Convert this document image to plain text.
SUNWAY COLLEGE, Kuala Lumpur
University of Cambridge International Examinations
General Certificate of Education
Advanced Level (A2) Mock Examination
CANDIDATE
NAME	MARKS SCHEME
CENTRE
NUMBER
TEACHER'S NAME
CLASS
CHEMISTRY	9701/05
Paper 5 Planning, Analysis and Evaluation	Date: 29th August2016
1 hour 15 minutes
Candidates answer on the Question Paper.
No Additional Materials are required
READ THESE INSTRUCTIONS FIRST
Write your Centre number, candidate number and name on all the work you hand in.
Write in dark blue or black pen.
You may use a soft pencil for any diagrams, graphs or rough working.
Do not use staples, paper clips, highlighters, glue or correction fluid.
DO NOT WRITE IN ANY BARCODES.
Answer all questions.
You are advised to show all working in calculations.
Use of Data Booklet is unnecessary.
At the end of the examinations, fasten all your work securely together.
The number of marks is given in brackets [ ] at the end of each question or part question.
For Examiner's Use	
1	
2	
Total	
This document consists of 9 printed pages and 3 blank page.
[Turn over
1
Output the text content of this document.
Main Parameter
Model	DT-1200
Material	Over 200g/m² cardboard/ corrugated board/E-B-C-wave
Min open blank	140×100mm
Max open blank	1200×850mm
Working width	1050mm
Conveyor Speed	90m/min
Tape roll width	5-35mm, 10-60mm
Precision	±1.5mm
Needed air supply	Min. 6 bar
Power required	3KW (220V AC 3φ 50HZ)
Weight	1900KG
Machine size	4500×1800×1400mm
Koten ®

**********

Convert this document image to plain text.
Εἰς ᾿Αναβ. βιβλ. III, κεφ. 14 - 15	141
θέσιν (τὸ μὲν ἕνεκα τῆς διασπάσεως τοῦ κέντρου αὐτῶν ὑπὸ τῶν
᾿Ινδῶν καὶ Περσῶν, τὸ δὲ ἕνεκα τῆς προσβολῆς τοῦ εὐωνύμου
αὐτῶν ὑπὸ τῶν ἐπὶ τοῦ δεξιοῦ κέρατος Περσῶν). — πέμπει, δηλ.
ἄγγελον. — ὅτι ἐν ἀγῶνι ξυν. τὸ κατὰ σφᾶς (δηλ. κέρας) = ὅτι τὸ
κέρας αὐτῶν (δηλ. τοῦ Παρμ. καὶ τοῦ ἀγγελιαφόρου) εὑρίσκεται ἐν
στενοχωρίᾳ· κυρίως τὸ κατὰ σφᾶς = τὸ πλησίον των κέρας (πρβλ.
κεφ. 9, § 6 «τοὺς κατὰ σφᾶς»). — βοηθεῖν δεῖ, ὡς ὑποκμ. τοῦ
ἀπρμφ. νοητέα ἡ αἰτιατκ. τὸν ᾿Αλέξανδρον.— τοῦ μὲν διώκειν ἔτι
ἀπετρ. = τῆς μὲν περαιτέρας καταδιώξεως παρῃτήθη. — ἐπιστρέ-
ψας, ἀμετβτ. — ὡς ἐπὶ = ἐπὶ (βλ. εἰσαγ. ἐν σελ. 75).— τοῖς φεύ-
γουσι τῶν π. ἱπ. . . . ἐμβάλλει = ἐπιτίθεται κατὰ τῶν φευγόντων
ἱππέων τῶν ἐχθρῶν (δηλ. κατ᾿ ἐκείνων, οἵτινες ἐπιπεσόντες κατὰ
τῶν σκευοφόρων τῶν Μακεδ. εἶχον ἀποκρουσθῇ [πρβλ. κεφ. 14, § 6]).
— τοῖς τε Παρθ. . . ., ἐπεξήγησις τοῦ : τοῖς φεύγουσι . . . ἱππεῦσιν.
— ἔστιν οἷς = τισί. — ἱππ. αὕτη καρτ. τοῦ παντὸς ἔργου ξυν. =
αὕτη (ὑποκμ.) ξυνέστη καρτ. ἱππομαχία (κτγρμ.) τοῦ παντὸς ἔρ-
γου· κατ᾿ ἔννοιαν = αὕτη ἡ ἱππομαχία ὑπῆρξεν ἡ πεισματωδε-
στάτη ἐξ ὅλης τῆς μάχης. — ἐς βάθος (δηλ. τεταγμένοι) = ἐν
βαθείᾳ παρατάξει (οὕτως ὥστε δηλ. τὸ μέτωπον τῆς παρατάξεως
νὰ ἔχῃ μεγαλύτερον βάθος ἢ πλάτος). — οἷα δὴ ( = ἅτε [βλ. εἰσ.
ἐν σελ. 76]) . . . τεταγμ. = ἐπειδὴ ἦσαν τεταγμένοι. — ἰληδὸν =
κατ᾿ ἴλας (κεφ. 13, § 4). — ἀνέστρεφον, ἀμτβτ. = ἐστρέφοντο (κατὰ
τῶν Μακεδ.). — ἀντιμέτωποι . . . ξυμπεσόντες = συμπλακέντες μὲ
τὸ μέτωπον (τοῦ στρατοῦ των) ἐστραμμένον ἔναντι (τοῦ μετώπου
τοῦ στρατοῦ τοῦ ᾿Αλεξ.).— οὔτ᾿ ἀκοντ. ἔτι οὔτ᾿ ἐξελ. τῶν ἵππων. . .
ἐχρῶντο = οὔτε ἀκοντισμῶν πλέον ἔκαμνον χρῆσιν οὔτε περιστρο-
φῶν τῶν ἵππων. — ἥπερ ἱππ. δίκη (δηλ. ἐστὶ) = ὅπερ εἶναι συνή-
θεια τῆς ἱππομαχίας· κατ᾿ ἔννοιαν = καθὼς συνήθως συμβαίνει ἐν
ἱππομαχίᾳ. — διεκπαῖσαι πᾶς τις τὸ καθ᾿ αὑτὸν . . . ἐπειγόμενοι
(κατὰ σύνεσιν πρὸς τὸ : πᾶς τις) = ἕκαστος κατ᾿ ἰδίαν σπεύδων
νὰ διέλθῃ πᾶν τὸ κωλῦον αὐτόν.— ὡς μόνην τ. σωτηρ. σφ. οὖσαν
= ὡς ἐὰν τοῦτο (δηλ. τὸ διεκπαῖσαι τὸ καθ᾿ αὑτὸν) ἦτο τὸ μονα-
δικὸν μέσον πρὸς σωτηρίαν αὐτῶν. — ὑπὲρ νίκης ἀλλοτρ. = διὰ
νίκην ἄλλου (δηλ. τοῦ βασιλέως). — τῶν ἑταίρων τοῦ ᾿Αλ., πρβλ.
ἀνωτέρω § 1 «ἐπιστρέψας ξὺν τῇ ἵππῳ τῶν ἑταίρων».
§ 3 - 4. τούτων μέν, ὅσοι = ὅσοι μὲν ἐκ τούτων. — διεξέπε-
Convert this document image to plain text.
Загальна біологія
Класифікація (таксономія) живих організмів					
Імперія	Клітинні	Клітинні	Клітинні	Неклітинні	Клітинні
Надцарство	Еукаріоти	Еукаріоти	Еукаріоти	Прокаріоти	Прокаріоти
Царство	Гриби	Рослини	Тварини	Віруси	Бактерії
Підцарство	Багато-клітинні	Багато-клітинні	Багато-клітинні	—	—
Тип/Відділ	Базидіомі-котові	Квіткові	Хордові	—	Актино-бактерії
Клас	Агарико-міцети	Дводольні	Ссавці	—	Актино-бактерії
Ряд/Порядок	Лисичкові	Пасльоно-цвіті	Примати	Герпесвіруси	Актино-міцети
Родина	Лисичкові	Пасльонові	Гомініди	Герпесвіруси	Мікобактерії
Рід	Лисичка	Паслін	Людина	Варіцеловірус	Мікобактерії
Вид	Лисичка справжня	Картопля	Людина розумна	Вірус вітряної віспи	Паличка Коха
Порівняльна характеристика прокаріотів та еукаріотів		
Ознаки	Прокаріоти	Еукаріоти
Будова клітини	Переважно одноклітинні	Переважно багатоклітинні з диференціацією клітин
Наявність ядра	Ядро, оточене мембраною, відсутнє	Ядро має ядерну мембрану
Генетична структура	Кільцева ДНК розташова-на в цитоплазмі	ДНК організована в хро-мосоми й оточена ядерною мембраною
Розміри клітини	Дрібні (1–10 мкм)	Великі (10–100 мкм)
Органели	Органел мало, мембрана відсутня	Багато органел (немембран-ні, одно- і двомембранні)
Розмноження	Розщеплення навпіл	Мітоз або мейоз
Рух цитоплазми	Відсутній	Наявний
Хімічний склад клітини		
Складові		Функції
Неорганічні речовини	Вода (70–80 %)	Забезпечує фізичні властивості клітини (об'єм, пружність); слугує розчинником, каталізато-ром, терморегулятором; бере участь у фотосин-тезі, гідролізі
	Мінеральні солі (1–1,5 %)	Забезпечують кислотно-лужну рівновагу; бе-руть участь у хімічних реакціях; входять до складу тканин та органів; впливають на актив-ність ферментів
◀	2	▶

**********

## TASK INSTRUCTIONS
Above are the records; copy every line in them that holds the word "Актино".

## CORRECT ANSWER
Тип/Відділ	Базидіомі-котові	Квіткові	Хордові	—	Актино-бактерії
Клас	Агарико-міцети	Дводольні	Ссавці	—	Актино-бактерії
Ряд/Порядок	Лисичкові	Пасльоно-цвіті	Примати	Герпесвіруси	Актино-міцети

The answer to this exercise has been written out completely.